演習 1.
一覧のうち、文字列「point」を含む行をすべて返すこと。大文字と小文字は区別する。

本文.
* * * * *
説明

ヒートポンプ式給湯機

【課題】本発明は、水−冷媒熱交換器を流れる水の入水温度が上昇した場合、冷媒レシーバやアキュムレータといった冷媒量調整手段を設けることなく、要求される沸上げ温度を満足しつつ、安定して沸上運転を行える、機器の小型化を図ったヒートポンプ式給湯機を提供する。
【解決手段】本発明は、冷媒を圧縮する圧縮機4と、この圧縮機4から吐出される高温高圧の冷媒により水を加熱する水−冷媒熱交換器5と、この水−冷媒熱交換器5から減圧弁7を介して流入する低温低圧の冷媒を空気と熱交換させて前記圧縮機4に戻す蒸発器8と、前記水−冷媒熱交換器5から流出する冷媒と前記蒸発器8から流出する冷媒を熱交換させる内部熱交換器6と、を備えるヒートポンプ式給湯機において、前記水−冷媒熱交換器5に流入する水の温度が上昇した際に、前記減圧弁7の開度を調整して低圧側の冷媒量の減少を抑える機能を設けた。

【発明の詳細な説明】
【技術分野】
【0001】
本発明は、ヒートポンプ式給湯機に関する。
【背景技術】
【0002】
従来より、深夜電力等を利用してヒートポンプサイクルを駆動し、低温水を加熱して所望の温度の湯を貯湯タンクに貯える沸上げ機能を備えたヒートポンプ式給湯機が知られている。このようなヒートポンプ式給湯機は、ヒートポンプサイクル内に設けられた水−冷媒熱交換器と貯湯タンクとを配管にて接続し、接続した配管内に貯湯タンク内の水を循環させている。そして、ヒートポンプ式給湯機は、水−冷媒熱交換器における貯湯タンクの水と冷凍サイクルの冷媒との熱交換によって沸上げを行っている。このようなヒートポンプ式給湯機には、オゾン層破壊係数がゼロでありかつ地球温暖化係数もフロン類に比べて格段に小さい二酸化炭素を冷媒として用いる冷凍サイクル装置が提案されている。
【0003】
二酸化炭素のような臨界温度が低い冷媒を冷凍サイクル装置に用いる場合、高圧側では凝縮が生じず、臨界圧力以上で運転される超臨界サイクルとなる。しかし超臨界サイクルの運転では、外気温度などの外環境条件や、沸上目標温度、また水−冷媒熱交換器に流入する水の入水温度などの変化により、運転に最適となる高圧側と低圧側の冷媒充填量が異なるため、最適な冷媒充填量へと調整するために、運転に最適となる冷媒充填量が異なるため、緩衝用冷媒レシーバやアキュムレータといった冷媒量調整容器を冷凍サイクルに設け、冷媒量を調整する技術が開示されている(特許文献1)。
【先行技術文献】
【特許文献】
【0004】
【特許文献1】特公平7−18602号公報
【発明の概要】
【発明が解決しようとする課題】
【0005】
上記特許文献1の技術の場合、液冷媒を貯蔵するために容量の大きい冷媒レシーバやアキュムレータといった冷媒量調整容器を冷凍サイクル内に設ける必要があるため、機器が大型化していた。
* * * * *
演習 2.
本文によると、二酸化炭素のような臨界温度が低い冷媒を冷凍サイクル装置に用いた場合、どのようなサイクルになるか。

(要素の出現位置の記録)
* * * * *
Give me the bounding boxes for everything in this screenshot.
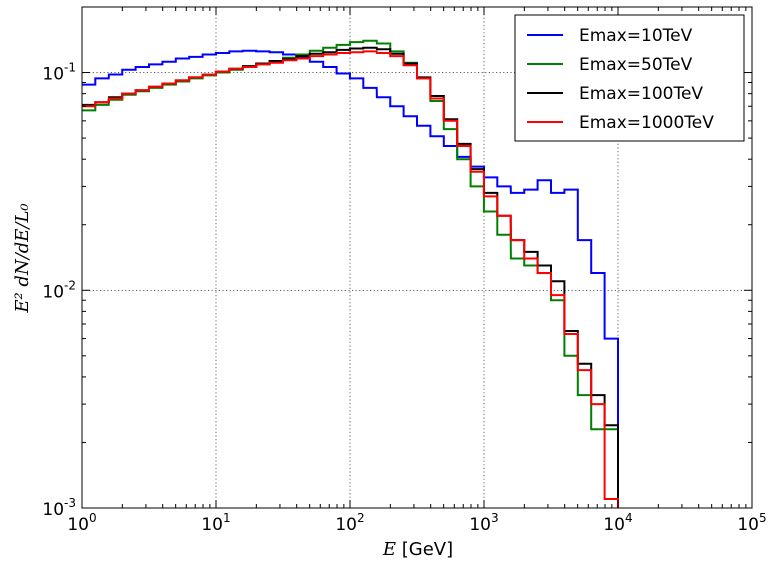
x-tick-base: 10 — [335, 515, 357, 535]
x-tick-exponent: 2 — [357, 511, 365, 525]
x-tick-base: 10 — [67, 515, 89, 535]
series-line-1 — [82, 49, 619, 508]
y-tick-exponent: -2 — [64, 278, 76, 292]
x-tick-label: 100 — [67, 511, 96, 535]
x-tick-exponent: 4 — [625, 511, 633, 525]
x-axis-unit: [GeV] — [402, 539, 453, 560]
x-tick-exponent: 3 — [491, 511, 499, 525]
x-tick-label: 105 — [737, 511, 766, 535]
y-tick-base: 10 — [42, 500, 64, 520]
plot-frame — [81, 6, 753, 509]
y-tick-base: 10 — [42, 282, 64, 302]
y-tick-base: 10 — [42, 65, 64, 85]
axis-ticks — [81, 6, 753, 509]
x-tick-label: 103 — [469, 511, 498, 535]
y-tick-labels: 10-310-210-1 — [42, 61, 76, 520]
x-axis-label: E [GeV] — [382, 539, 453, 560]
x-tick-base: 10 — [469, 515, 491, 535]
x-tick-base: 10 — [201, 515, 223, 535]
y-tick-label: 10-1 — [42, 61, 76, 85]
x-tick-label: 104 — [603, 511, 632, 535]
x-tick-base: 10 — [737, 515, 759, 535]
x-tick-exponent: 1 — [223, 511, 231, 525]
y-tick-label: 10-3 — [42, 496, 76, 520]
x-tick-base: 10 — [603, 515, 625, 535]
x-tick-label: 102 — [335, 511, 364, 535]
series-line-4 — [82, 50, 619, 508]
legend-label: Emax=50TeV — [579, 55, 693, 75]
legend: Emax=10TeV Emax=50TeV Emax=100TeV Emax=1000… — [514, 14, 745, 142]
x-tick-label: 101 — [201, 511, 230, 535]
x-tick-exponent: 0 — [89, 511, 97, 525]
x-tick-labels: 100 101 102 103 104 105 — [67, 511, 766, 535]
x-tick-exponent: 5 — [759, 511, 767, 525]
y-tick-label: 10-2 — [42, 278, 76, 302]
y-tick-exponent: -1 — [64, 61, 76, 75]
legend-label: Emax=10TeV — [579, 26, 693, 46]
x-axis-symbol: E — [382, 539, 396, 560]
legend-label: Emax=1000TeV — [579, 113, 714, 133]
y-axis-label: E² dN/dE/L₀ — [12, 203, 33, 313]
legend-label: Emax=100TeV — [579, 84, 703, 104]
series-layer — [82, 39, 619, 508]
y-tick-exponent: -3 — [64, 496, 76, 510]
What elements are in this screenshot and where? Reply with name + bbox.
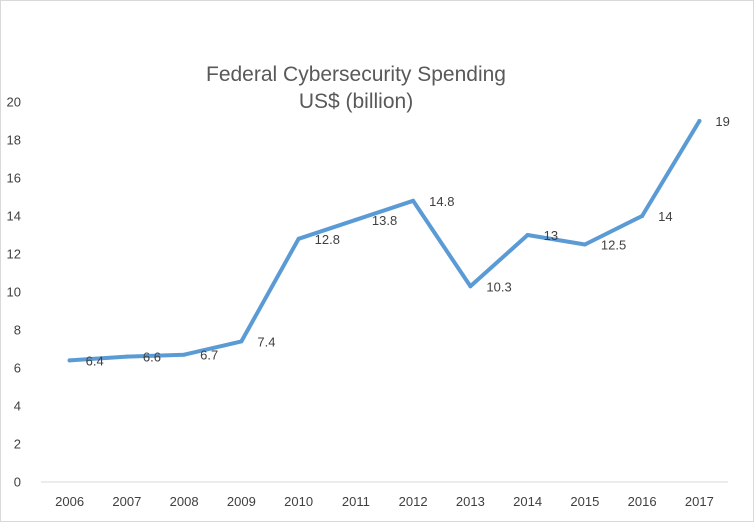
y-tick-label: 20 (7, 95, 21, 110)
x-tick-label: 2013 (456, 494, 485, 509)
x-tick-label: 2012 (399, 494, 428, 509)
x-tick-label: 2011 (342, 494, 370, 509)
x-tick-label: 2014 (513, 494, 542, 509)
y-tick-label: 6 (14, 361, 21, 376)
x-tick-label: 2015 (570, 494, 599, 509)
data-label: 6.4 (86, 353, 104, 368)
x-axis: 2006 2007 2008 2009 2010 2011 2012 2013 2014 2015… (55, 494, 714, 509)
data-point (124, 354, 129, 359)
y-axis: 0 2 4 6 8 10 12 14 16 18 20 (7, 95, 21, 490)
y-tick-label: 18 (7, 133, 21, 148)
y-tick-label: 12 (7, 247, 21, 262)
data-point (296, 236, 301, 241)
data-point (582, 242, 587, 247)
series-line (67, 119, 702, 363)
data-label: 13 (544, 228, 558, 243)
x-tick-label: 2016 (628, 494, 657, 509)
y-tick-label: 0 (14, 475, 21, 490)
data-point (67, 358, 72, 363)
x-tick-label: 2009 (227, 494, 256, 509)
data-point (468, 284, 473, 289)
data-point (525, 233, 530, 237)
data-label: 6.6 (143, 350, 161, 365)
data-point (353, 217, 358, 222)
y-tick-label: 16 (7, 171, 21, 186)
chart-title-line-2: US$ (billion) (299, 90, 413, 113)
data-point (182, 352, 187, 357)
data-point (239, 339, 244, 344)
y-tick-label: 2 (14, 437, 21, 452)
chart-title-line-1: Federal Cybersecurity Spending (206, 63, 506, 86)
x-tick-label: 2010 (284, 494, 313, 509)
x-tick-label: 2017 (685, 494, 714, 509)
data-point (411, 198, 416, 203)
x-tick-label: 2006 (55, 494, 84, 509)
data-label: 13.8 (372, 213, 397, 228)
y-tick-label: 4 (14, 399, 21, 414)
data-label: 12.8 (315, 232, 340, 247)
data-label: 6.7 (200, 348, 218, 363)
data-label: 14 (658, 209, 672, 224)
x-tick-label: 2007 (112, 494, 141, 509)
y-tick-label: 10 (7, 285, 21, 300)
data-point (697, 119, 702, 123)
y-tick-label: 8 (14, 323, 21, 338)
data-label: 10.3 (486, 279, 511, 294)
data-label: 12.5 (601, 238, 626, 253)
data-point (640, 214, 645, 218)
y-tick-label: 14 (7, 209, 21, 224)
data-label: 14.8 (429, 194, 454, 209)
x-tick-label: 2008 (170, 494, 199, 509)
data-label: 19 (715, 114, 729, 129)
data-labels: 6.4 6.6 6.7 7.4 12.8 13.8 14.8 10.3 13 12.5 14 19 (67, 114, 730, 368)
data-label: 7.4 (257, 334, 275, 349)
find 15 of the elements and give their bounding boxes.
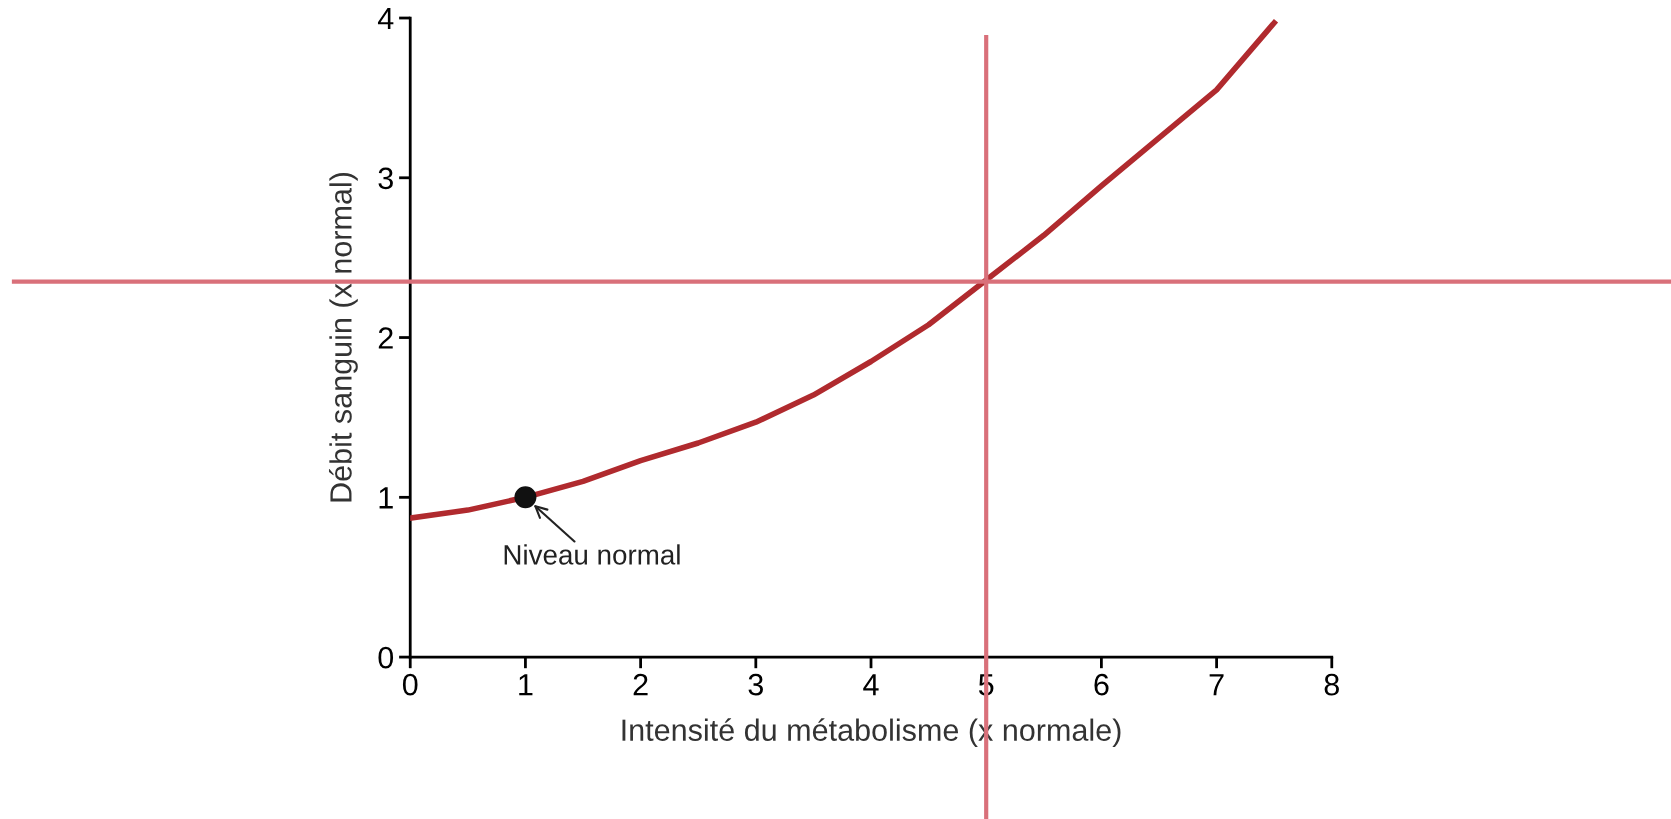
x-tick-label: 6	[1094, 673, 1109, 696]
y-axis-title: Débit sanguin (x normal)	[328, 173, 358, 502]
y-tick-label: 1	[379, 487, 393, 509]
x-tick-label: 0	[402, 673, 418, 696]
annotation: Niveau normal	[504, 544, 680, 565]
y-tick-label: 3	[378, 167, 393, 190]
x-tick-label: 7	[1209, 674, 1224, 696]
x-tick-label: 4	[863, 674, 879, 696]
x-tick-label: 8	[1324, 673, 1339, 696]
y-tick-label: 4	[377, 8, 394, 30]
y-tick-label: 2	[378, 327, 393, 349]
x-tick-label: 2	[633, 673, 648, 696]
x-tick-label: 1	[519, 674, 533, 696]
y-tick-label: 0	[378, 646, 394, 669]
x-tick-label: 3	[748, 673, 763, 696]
* * * * *
演習結果 1.
data-point (124, 354, 129, 359)
data-point (296, 236, 301, 241)
data-point (582, 242, 587, 247)
data-point (67, 358, 72, 363)
data-point (468, 284, 473, 289)
data-point (525, 233, 530, 237)
data-point (353, 217, 358, 222)
data-point (182, 352, 187, 357)
data-point (239, 339, 244, 344)
data-point (411, 198, 416, 203)
data-point (697, 119, 702, 123)
data-point (640, 214, 645, 218)

演習結果 2.
高圧側では凝縮が生じず、臨界圧力以上で運転される超臨界サイクルとなる。